EXERCISE TASK:
Quote the data below in full, minus the images.

###

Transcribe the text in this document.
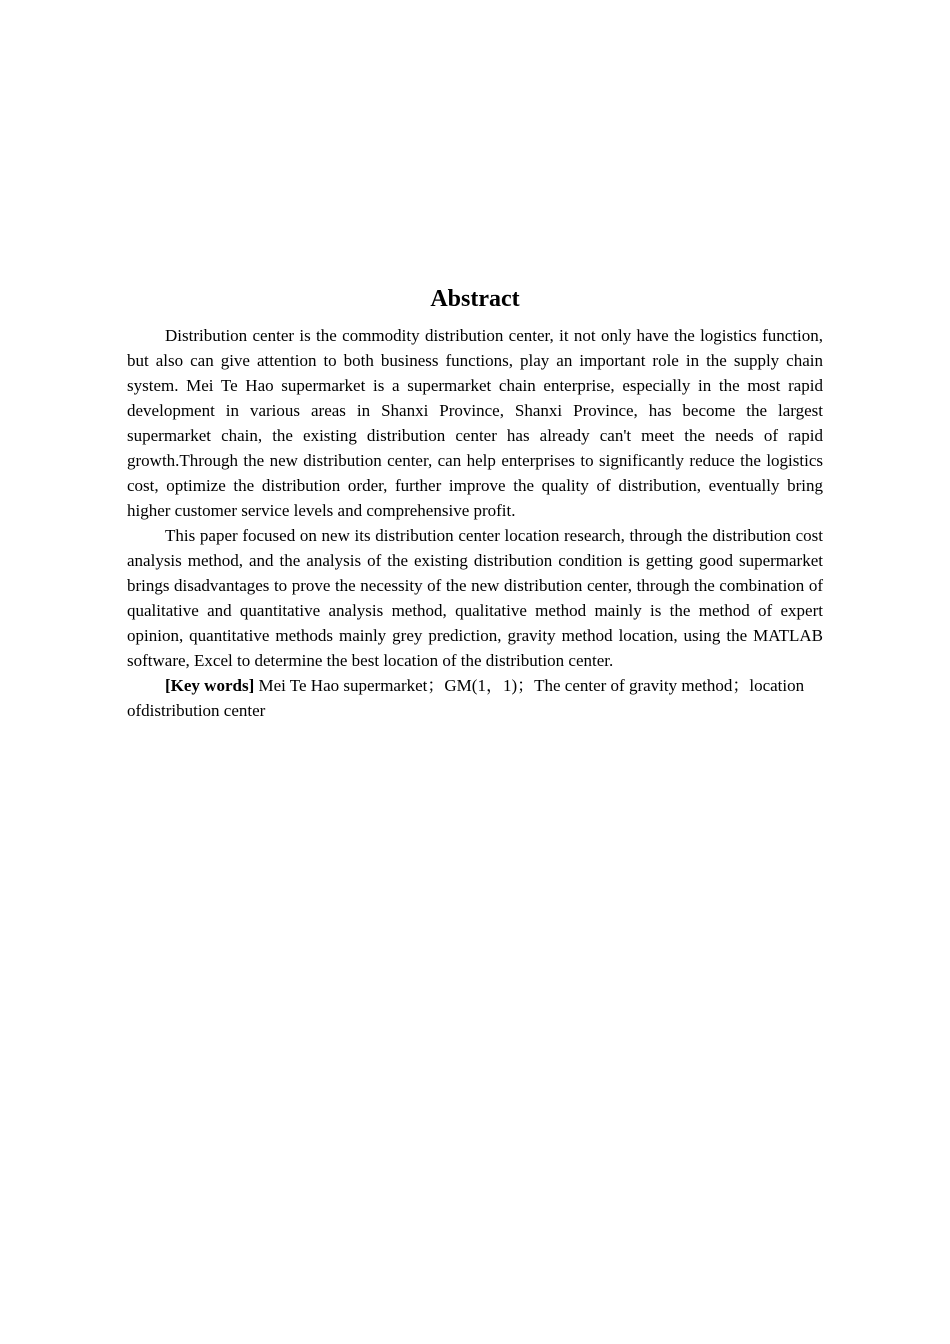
Abstract

Distribution center is the commodity distribution center, it not only have the logistics function, but also can give attention to both business functions, play an important role in the supply chain system. Mei Te Hao supermarket is a supermarket chain enterprise, especially in the most rapid development in various areas in Shanxi Province, Shanxi Province, has become the largest supermarket chain, the existing distribution center has already can't meet the needs of rapid growth.Through the new distribution center, can help enterprises to significantly reduce the logistics cost, optimize the distribution order, further improve the quality of distribution, eventually bring higher customer service levels and comprehensive profit.

This paper focused on new its distribution center location research, through the distribution cost analysis method, and the analysis of the existing distribution condition is getting good supermarket brings disadvantages to prove the necessity of the new distribution center, through the combination of qualitative and quantitative analysis method, qualitative method mainly is the method of expert opinion, quantitative methods mainly grey prediction, gravity method location, using the MATLAB software, Excel to determine the best location of the distribution center.

[Key words] Mei Te Hao supermarket；GM(1，1)；The center of gravity method；location ofdistribution center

###

PROBLEM SOLUTION:
Transcribe the text in this document.
Abstract

Distribution center is the commodity distribution center, it not only have the logistics function, but also can give attention to both business functions, play an important role in the supply chain system. Mei Te Hao supermarket is a supermarket chain enterprise, especially in the most rapid development in various areas in Shanxi Province, Shanxi Province, has become the largest supermarket chain, the existing distribution center has already can't meet the needs of rapid growth.Through the new distribution center, can help enterprises to significantly reduce the logistics cost, optimize the distribution order, further improve the quality of distribution, eventually bring higher customer service levels and comprehensive profit.

This paper focused on new its distribution center location research, through the distribution cost analysis method, and the analysis of the existing distribution condition is getting good supermarket brings disadvantages to prove the necessity of the new distribution center, through the combination of qualitative and quantitative analysis method, qualitative method mainly is the method of expert opinion, quantitative methods mainly grey prediction, gravity method location, using the MATLAB software, Excel to determine the best location of the distribution center.

[Key words] Mei Te Hao supermarket；GM(1，1)；The center of gravity method；location ofdistribution center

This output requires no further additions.